Collected data entries:
□ □ □ □

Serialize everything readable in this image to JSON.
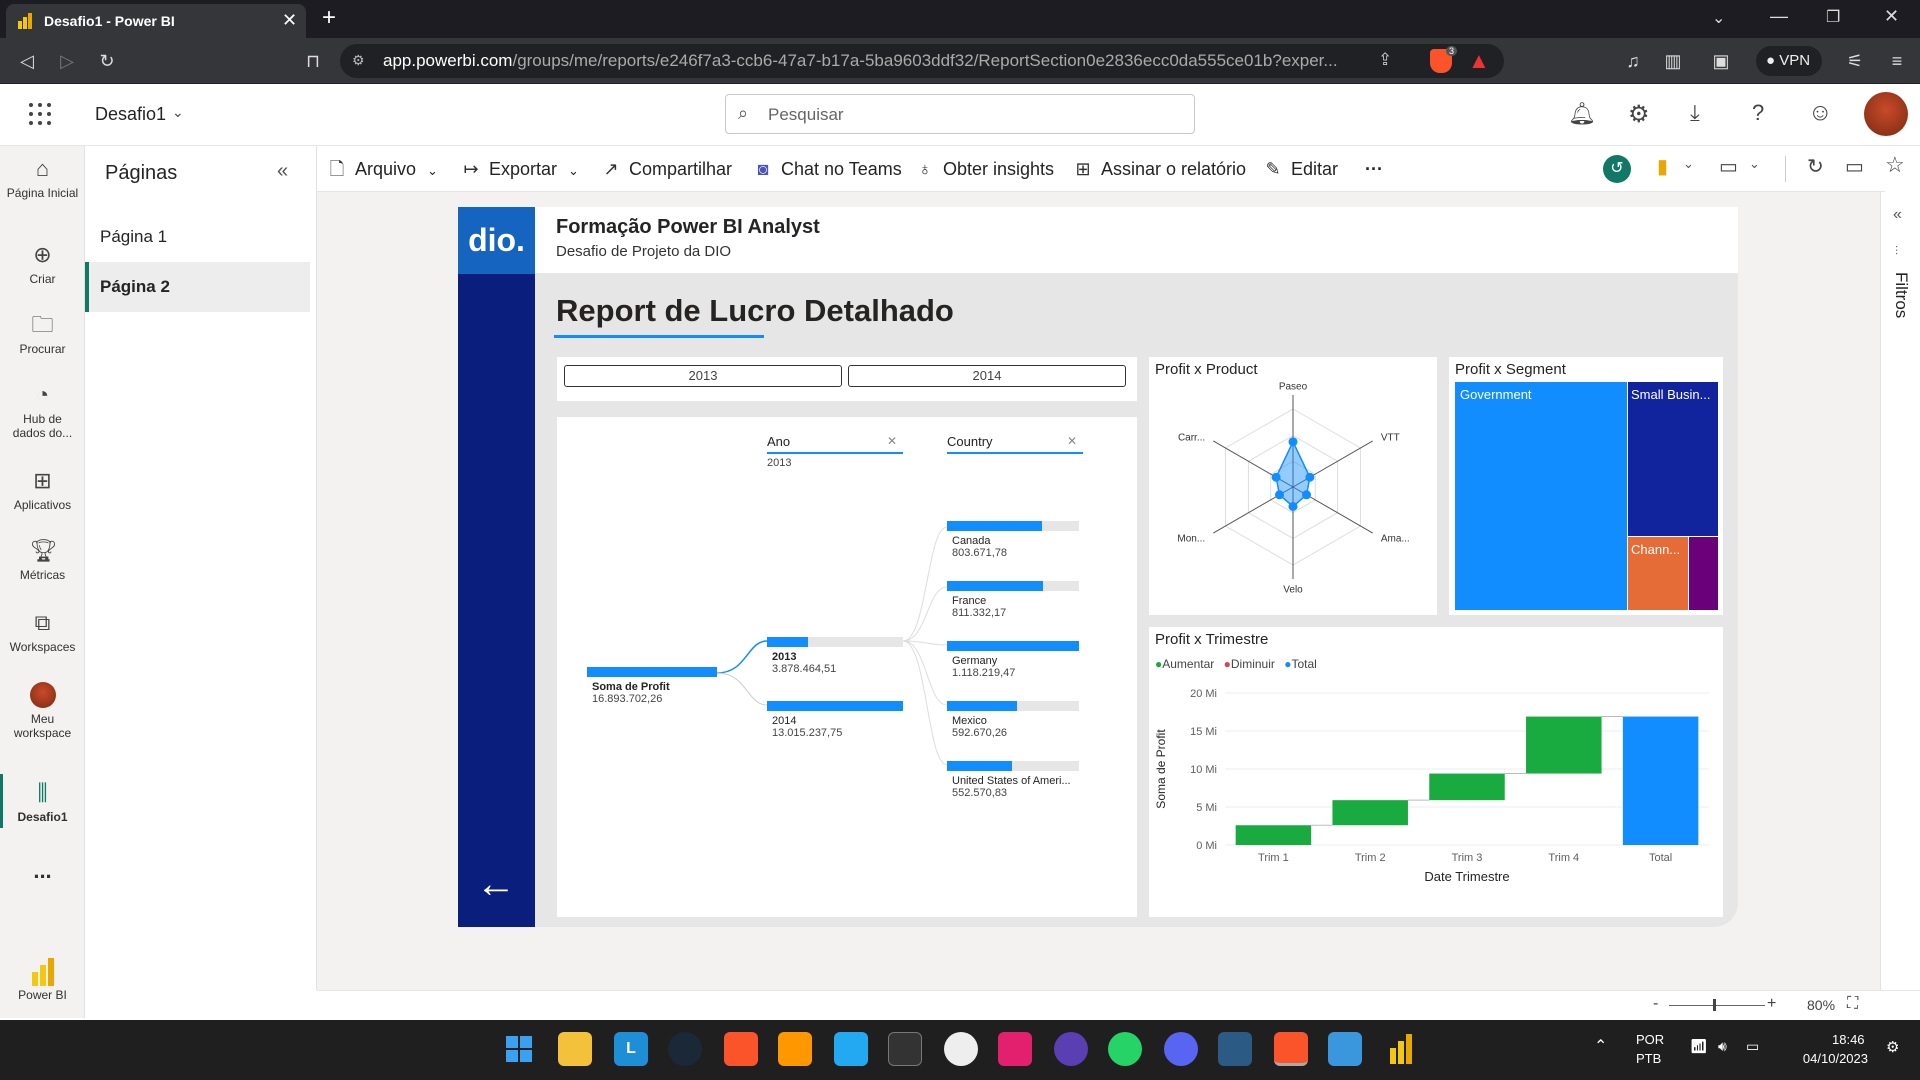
{
  "browser": {
    "tab_title": "Desafio1 - Power BI",
    "url_domain": "app.powerbi.com",
    "url_path": "/groups/me/reports/e246f7a3-ccb6-47a7-b17a-5ba9603ddf32/ReportSection0e2836ecc0da555ce01b?exper...",
    "vpn_label": "VPN",
    "brave_badge": "3"
  },
  "header": {
    "workspace_name": "Desafio1",
    "search_placeholder": "Pesquisar"
  },
  "leftnav": {
    "items": [
      {
        "label": "Página Inicial",
        "icon": "home-icon"
      },
      {
        "label": "Criar",
        "icon": "plus-circle-icon"
      },
      {
        "label": "Procurar",
        "icon": "folder-icon"
      },
      {
        "label": "Hub de dados do...",
        "icon": "data-hub-icon"
      },
      {
        "label": "Aplicativos",
        "icon": "apps-icon"
      },
      {
        "label": "Métricas",
        "icon": "trophy-icon"
      },
      {
        "label": "Workspaces",
        "icon": "workspaces-icon"
      },
      {
        "label": "Meu workspace",
        "icon": "avatar-icon"
      },
      {
        "label": "Desafio1",
        "icon": "report-icon"
      }
    ],
    "more": "...",
    "brand": "Power BI"
  },
  "pages": {
    "title": "Páginas",
    "items": [
      "Página 1",
      "Página 2"
    ],
    "selected": "Página 2"
  },
  "toolbar": {
    "arquivo": "Arquivo",
    "exportar": "Exportar",
    "compartilhar": "Compartilhar",
    "chat_teams": "Chat no Teams",
    "obter_insights": "Obter insights",
    "assinar": "Assinar o relatório",
    "editar": "Editar",
    "more": "···"
  },
  "filters_label": "Filtros",
  "report": {
    "logo_text": "dio.",
    "header_title": "Formação Power BI Analyst",
    "header_subtitle": "Desafio de Projeto da DIO",
    "page_title": "Report de Lucro Detalhado",
    "slicer": [
      "2013",
      "2014"
    ],
    "decomp": {
      "col1_title": "Ano",
      "col1_filter": "2013",
      "col2_title": "Country",
      "root_label": "Soma de Profit",
      "root_value": "16.893.702,26",
      "years": [
        {
          "label": "2013",
          "value": "3.878.464,51",
          "fill": 0.3
        },
        {
          "label": "2014",
          "value": "13.015.237,75",
          "fill": 1.0
        }
      ],
      "countries": [
        {
          "label": "Canada",
          "value": "803.671,78",
          "fill": 0.72
        },
        {
          "label": "France",
          "value": "811.332,17",
          "fill": 0.73
        },
        {
          "label": "Germany",
          "value": "1.118.219,47",
          "fill": 1.0
        },
        {
          "label": "Mexico",
          "value": "592.670,26",
          "fill": 0.53
        },
        {
          "label": "United States of Ameri...",
          "value": "552.570,83",
          "fill": 0.49
        }
      ]
    },
    "radar": {
      "title": "Profit x Product",
      "axes": [
        "Paseo",
        "VTT",
        "Ama...",
        "Velo",
        "Mon...",
        "Carr..."
      ],
      "values": [
        0.58,
        0.25,
        0.2,
        0.25,
        0.2,
        0.25
      ]
    },
    "treemap": {
      "title": "Profit x Segment",
      "labels": [
        "Government",
        "Small Busin...",
        "Chann..."
      ],
      "colors": [
        "#118dff",
        "#12239e",
        "#e66c37",
        "#6b007b"
      ]
    },
    "chart_data": {
      "type": "bar",
      "title": "Profit x Trimestre",
      "legend": [
        "Aumentar",
        "Diminuir",
        "Total"
      ],
      "legend_colors": [
        "#1aab40",
        "#d64554",
        "#118dff"
      ],
      "xlabel": "Date Trimestre",
      "ylabel": "Soma de Profit",
      "yticks": [
        "0 Mi",
        "5 Mi",
        "10 Mi",
        "15 Mi",
        "20 Mi"
      ],
      "ylim": [
        0,
        20
      ],
      "categories": [
        "Trim 1",
        "Trim 2",
        "Trim 3",
        "Trim 4",
        "Total"
      ],
      "waterfall": [
        {
          "start": 0,
          "end": 2.6
        },
        {
          "start": 2.6,
          "end": 5.9
        },
        {
          "start": 5.9,
          "end": 9.4
        },
        {
          "start": 9.4,
          "end": 16.9
        },
        {
          "start": 0,
          "end": 16.9
        }
      ]
    }
  },
  "status": {
    "zoom": "80%"
  },
  "taskbar": {
    "lang1": "POR",
    "lang2": "PTB",
    "time": "18:46",
    "date": "04/10/2023"
  }
}
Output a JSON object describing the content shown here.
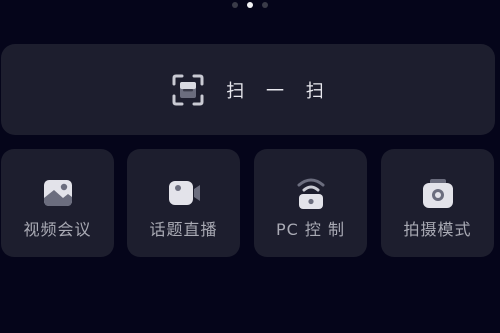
{
  "pager": {
    "pages": 3,
    "active_index": 1
  },
  "scan": {
    "label": "扫 一 扫",
    "icon": "scan-icon"
  },
  "tiles": [
    {
      "label": "视频会议",
      "icon": "image-icon"
    },
    {
      "label": "话题直播",
      "icon": "video-camera-icon"
    },
    {
      "label": "PC 控 制",
      "icon": "wifi-lock-icon"
    },
    {
      "label": "拍摄模式",
      "icon": "camera-icon"
    }
  ],
  "colors": {
    "background": "#05051a",
    "card": "#1d1e2e",
    "label": "#a9aab4",
    "scan_label": "#e8e8ee",
    "icon_light": "#e3e3ea",
    "icon_dark": "#6b6d7e"
  }
}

□ □ □ □

- GOAL -
Copy all the data exactly as written, but skip any picture.

- EXERCISE ANSWER -
Serialize everything readable in this image to JSON.
{
  "browser": {
    "tab_title": "Desafio1 - Power BI",
    "url_domain": "app.powerbi.com",
    "url_path": "/groups/me/reports/e246f7a3-ccb6-47a7-b17a-5ba9603ddf32/ReportSection0e2836ecc0da555ce01b?exper...",
    "vpn_label": "VPN",
    "brave_badge": "3"
  },
  "header": {
    "workspace_name": "Desafio1",
    "search_placeholder": "Pesquisar"
  },
  "leftnav": {
    "items": [
      {
        "label": "Página Inicial",
        "icon": "home-icon"
      },
      {
        "label": "Criar",
        "icon": "plus-circle-icon"
      },
      {
        "label": "Procurar",
        "icon": "folder-icon"
      },
      {
        "label": "Hub de dados do...",
        "icon": "data-hub-icon"
      },
      {
        "label": "Aplicativos",
        "icon": "apps-icon"
      },
      {
        "label": "Métricas",
        "icon": "trophy-icon"
      },
      {
        "label": "Workspaces",
        "icon": "workspaces-icon"
      },
      {
        "label": "Meu workspace",
        "icon": "avatar-icon"
      },
      {
        "label": "Desafio1",
        "icon": "report-icon"
      }
    ],
    "more": "...",
    "brand": "Power BI"
  },
  "pages": {
    "title": "Páginas",
    "items": [
      "Página 1",
      "Página 2"
    ],
    "selected": "Página 2"
  },
  "toolbar": {
    "arquivo": "Arquivo",
    "exportar": "Exportar",
    "compartilhar": "Compartilhar",
    "chat_teams": "Chat no Teams",
    "obter_insights": "Obter insights",
    "assinar": "Assinar o relatório",
    "editar": "Editar",
    "more": "···"
  },
  "filters_label": "Filtros",
  "report": {
    "logo_text": "dio.",
    "header_title": "Formação Power BI Analyst",
    "header_subtitle": "Desafio de Projeto da DIO",
    "page_title": "Report de Lucro Detalhado",
    "slicer": [
      "2013",
      "2014"
    ],
    "decomp": {
      "col1_title": "Ano",
      "col1_filter": "2013",
      "col2_title": "Country",
      "root_label": "Soma de Profit",
      "root_value": "16.893.702,26",
      "years": [
        {
          "label": "2013",
          "value": "3.878.464,51",
          "fill": 0.3
        },
        {
          "label": "2014",
          "value": "13.015.237,75",
          "fill": 1.0
        }
      ],
      "countries": [
        {
          "label": "Canada",
          "value": "803.671,78",
          "fill": 0.72
        },
        {
          "label": "France",
          "value": "811.332,17",
          "fill": 0.73
        },
        {
          "label": "Germany",
          "value": "1.118.219,47",
          "fill": 1.0
        },
        {
          "label": "Mexico",
          "value": "592.670,26",
          "fill": 0.53
        },
        {
          "label": "United States of Ameri...",
          "value": "552.570,83",
          "fill": 0.49
        }
      ]
    },
    "radar": {
      "title": "Profit x Product",
      "axes": [
        "Paseo",
        "VTT",
        "Ama...",
        "Velo",
        "Mon...",
        "Carr..."
      ],
      "values": [
        0.58,
        0.25,
        0.2,
        0.25,
        0.2,
        0.25
      ]
    },
    "treemap": {
      "title": "Profit x Segment",
      "labels": [
        "Government",
        "Small Busin...",
        "Chann..."
      ],
      "colors": [
        "#118dff",
        "#12239e",
        "#e66c37",
        "#6b007b"
      ]
    },
    "chart_data": {
      "type": "bar",
      "title": "Profit x Trimestre",
      "legend": [
        "Aumentar",
        "Diminuir",
        "Total"
      ],
      "legend_colors": [
        "#1aab40",
        "#d64554",
        "#118dff"
      ],
      "xlabel": "Date Trimestre",
      "ylabel": "Soma de Profit",
      "yticks": [
        "0 Mi",
        "5 Mi",
        "10 Mi",
        "15 Mi",
        "20 Mi"
      ],
      "ylim": [
        0,
        20
      ],
      "categories": [
        "Trim 1",
        "Trim 2",
        "Trim 3",
        "Trim 4",
        "Total"
      ],
      "waterfall": [
        {
          "start": 0,
          "end": 2.6
        },
        {
          "start": 2.6,
          "end": 5.9
        },
        {
          "start": 5.9,
          "end": 9.4
        },
        {
          "start": 9.4,
          "end": 16.9
        },
        {
          "start": 0,
          "end": 16.9
        }
      ]
    }
  },
  "status": {
    "zoom": "80%"
  },
  "taskbar": {
    "lang1": "POR",
    "lang2": "PTB",
    "time": "18:46",
    "date": "04/10/2023"
  }
}
Output a JSON object describing the content shown here.
{
  "pager": {
    "pages": 3,
    "active_index": 1
  },
  "scan": {
    "label": "扫 一 扫",
    "icon": "scan-icon"
  },
  "tiles": [
    {
      "label": "视频会议",
      "icon": "image-icon"
    },
    {
      "label": "话题直播",
      "icon": "video-camera-icon"
    },
    {
      "label": "PC 控 制",
      "icon": "wifi-lock-icon"
    },
    {
      "label": "拍摄模式",
      "icon": "camera-icon"
    }
  ],
  "colors": {
    "background": "#05051a",
    "card": "#1d1e2e",
    "label": "#a9aab4",
    "scan_label": "#e8e8ee",
    "icon_light": "#e3e3ea",
    "icon_dark": "#6b6d7e"
  }
}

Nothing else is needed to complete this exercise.